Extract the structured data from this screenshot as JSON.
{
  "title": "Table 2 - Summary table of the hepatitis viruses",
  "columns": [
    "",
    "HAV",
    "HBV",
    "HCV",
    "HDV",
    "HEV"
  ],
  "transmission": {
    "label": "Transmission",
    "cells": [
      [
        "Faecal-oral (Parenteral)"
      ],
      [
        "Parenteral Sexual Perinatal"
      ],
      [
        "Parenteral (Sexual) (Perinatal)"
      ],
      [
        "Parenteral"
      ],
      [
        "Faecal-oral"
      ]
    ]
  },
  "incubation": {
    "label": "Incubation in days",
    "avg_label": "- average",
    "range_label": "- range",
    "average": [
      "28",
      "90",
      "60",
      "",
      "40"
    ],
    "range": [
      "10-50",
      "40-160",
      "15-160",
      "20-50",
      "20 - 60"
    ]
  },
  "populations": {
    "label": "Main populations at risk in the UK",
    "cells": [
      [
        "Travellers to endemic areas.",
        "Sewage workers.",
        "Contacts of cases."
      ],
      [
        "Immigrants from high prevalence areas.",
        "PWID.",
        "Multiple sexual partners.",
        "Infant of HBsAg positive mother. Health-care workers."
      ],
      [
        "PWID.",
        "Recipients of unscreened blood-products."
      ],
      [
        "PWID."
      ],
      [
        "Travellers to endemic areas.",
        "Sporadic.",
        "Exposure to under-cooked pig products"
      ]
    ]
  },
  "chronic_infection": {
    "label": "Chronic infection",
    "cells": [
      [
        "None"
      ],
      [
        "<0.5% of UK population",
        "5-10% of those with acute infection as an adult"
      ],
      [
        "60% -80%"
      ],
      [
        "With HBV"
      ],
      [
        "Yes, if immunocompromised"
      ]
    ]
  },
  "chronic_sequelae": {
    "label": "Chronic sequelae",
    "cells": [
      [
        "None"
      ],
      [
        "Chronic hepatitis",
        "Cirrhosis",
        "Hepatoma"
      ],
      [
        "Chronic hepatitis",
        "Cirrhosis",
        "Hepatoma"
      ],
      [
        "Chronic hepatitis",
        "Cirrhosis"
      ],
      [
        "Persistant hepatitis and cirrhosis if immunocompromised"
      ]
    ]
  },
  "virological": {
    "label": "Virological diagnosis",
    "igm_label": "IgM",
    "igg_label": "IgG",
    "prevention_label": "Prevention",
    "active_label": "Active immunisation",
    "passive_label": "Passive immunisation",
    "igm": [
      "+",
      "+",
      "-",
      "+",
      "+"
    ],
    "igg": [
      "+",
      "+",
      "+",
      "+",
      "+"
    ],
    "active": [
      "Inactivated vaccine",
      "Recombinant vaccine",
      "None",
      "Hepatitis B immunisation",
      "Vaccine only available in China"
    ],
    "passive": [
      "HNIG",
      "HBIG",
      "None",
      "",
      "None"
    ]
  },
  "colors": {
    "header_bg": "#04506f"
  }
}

▶ _Your objective_:
Retype the records in full, keeping every word as it is.

▶ _Problem solution_:
Extract the structured data from this screenshot as JSON.
{
  "title": "Table 2 - Summary table of the hepatitis viruses",
  "columns": [
    "",
    "HAV",
    "HBV",
    "HCV",
    "HDV",
    "HEV"
  ],
  "transmission": {
    "label": "Transmission",
    "cells": [
      [
        "Faecal-oral (Parenteral)"
      ],
      [
        "Parenteral Sexual Perinatal"
      ],
      [
        "Parenteral (Sexual) (Perinatal)"
      ],
      [
        "Parenteral"
      ],
      [
        "Faecal-oral"
      ]
    ]
  },
  "incubation": {
    "label": "Incubation in days",
    "avg_label": "- average",
    "range_label": "- range",
    "average": [
      "28",
      "90",
      "60",
      "",
      "40"
    ],
    "range": [
      "10-50",
      "40-160",
      "15-160",
      "20-50",
      "20 - 60"
    ]
  },
  "populations": {
    "label": "Main populations at risk in the UK",
    "cells": [
      [
        "Travellers to endemic areas.",
        "Sewage workers.",
        "Contacts of cases."
      ],
      [
        "Immigrants from high prevalence areas.",
        "PWID.",
        "Multiple sexual partners.",
        "Infant of HBsAg positive mother. Health-care workers."
      ],
      [
        "PWID.",
        "Recipients of unscreened blood-products."
      ],
      [
        "PWID."
      ],
      [
        "Travellers to endemic areas.",
        "Sporadic.",
        "Exposure to under-cooked pig products"
      ]
    ]
  },
  "chronic_infection": {
    "label": "Chronic infection",
    "cells": [
      [
        "None"
      ],
      [
        "<0.5% of UK population",
        "5-10% of those with acute infection as an adult"
      ],
      [
        "60% -80%"
      ],
      [
        "With HBV"
      ],
      [
        "Yes, if immunocompromised"
      ]
    ]
  },
  "chronic_sequelae": {
    "label": "Chronic sequelae",
    "cells": [
      [
        "None"
      ],
      [
        "Chronic hepatitis",
        "Cirrhosis",
        "Hepatoma"
      ],
      [
        "Chronic hepatitis",
        "Cirrhosis",
        "Hepatoma"
      ],
      [
        "Chronic hepatitis",
        "Cirrhosis"
      ],
      [
        "Persistant hepatitis and cirrhosis if immunocompromised"
      ]
    ]
  },
  "virological": {
    "label": "Virological diagnosis",
    "igm_label": "IgM",
    "igg_label": "IgG",
    "prevention_label": "Prevention",
    "active_label": "Active immunisation",
    "passive_label": "Passive immunisation",
    "igm": [
      "+",
      "+",
      "-",
      "+",
      "+"
    ],
    "igg": [
      "+",
      "+",
      "+",
      "+",
      "+"
    ],
    "active": [
      "Inactivated vaccine",
      "Recombinant vaccine",
      "None",
      "Hepatitis B immunisation",
      "Vaccine only available in China"
    ],
    "passive": [
      "HNIG",
      "HBIG",
      "None",
      "",
      "None"
    ]
  },
  "colors": {
    "header_bg": "#04506f"
  }
}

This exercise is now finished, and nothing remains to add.